• _Stored entries_
***

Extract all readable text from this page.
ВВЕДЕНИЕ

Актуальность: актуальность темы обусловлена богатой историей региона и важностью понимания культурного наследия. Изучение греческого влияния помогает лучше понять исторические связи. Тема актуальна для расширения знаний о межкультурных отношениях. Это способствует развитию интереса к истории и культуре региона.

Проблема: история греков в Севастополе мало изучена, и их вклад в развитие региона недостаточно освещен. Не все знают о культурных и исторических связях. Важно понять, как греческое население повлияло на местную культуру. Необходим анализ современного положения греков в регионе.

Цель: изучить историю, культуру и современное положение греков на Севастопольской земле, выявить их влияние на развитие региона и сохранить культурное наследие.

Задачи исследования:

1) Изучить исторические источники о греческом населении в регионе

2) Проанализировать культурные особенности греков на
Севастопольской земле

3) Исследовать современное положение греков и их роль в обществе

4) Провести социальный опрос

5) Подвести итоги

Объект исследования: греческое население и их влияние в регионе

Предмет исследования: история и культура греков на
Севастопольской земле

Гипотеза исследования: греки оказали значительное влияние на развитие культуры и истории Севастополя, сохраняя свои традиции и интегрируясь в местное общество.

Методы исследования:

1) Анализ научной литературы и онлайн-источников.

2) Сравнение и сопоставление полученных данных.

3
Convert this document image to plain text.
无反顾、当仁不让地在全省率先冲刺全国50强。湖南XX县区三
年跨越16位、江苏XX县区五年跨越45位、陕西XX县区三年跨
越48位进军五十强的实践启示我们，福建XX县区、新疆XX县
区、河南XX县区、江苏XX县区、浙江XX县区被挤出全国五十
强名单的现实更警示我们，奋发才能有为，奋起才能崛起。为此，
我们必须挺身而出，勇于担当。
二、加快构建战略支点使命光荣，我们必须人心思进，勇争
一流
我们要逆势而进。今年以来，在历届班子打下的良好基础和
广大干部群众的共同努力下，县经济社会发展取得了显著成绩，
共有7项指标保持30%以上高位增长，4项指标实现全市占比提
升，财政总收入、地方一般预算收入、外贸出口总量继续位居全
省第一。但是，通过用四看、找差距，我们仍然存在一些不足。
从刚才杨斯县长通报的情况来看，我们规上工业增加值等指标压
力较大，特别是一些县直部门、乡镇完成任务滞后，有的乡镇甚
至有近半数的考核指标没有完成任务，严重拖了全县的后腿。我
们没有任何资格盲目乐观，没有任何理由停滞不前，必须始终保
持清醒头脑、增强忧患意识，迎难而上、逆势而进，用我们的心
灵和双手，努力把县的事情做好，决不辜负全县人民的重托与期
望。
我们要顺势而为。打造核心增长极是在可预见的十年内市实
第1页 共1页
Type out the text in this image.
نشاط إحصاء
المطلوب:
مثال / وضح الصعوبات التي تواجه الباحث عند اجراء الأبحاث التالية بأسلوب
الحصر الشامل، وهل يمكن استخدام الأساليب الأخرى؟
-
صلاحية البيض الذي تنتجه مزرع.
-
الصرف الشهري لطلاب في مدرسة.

***

• _WHAT IS BEING ASKED_
Using the exact wording, write out all of the records.

• _TASK RESPONSE_
Extract all readable text from this page.
ВВЕДЕНИЕ

Актуальность: актуальность темы обусловлена богатой историей региона и важностью понимания культурного наследия. Изучение греческого влияния помогает лучше понять исторические связи. Тема актуальна для расширения знаний о межкультурных отношениях. Это способствует развитию интереса к истории и культуре региона.

Проблема: история греков в Севастополе мало изучена, и их вклад в развитие региона недостаточно освещен. Не все знают о культурных и исторических связях. Важно понять, как греческое население повлияло на местную культуру. Необходим анализ современного положения греков в регионе.

Цель: изучить историю, культуру и современное положение греков на Севастопольской земле, выявить их влияние на развитие региона и сохранить культурное наследие.

Задачи исследования:

1) Изучить исторические источники о греческом населении в регионе

2) Проанализировать культурные особенности греков на
Севастопольской земле

3) Исследовать современное положение греков и их роль в обществе

4) Провести социальный опрос

5) Подвести итоги

Объект исследования: греческое население и их влияние в регионе

Предмет исследования: история и культура греков на
Севастопольской земле

Гипотеза исследования: греки оказали значительное влияние на развитие культуры и истории Севастополя, сохраняя свои традиции и интегрируясь в местное общество.

Методы исследования:

1) Анализ научной литературы и онлайн-источников.

2) Сравнение и сопоставление полученных данных.

3
Convert this document image to plain text.
无反顾、当仁不让地在全省率先冲刺全国50强。湖南XX县区三
年跨越16位、江苏XX县区五年跨越45位、陕西XX县区三年跨
越48位进军五十强的实践启示我们，福建XX县区、新疆XX县
区、河南XX县区、江苏XX县区、浙江XX县区被挤出全国五十
强名单的现实更警示我们，奋发才能有为，奋起才能崛起。为此，
我们必须挺身而出，勇于担当。
二、加快构建战略支点使命光荣，我们必须人心思进，勇争
一流
我们要逆势而进。今年以来，在历届班子打下的良好基础和
广大干部群众的共同努力下，县经济社会发展取得了显著成绩，
共有7项指标保持30%以上高位增长，4项指标实现全市占比提
升，财政总收入、地方一般预算收入、外贸出口总量继续位居全
省第一。但是，通过用四看、找差距，我们仍然存在一些不足。
从刚才杨斯县长通报的情况来看，我们规上工业增加值等指标压
力较大，特别是一些县直部门、乡镇完成任务滞后，有的乡镇甚
至有近半数的考核指标没有完成任务，严重拖了全县的后腿。我
们没有任何资格盲目乐观，没有任何理由停滞不前，必须始终保
持清醒头脑、增强忧患意识，迎难而上、逆势而进，用我们的心
灵和双手，努力把县的事情做好，决不辜负全县人民的重托与期
望。
我们要顺势而为。打造核心增长极是在可预见的十年内市实
第1页 共1页
Type out the text in this image.
نشاط إحصاء
المطلوب:
مثال / وضح الصعوبات التي تواجه الباحث عند اجراء الأبحاث التالية بأسلوب
الحصر الشامل، وهل يمكن استخدام الأساليب الأخرى؟
-
صلاحية البيض الذي تنتجه مزرع.
-
الصرف الشهري لطلاب في مدرسة.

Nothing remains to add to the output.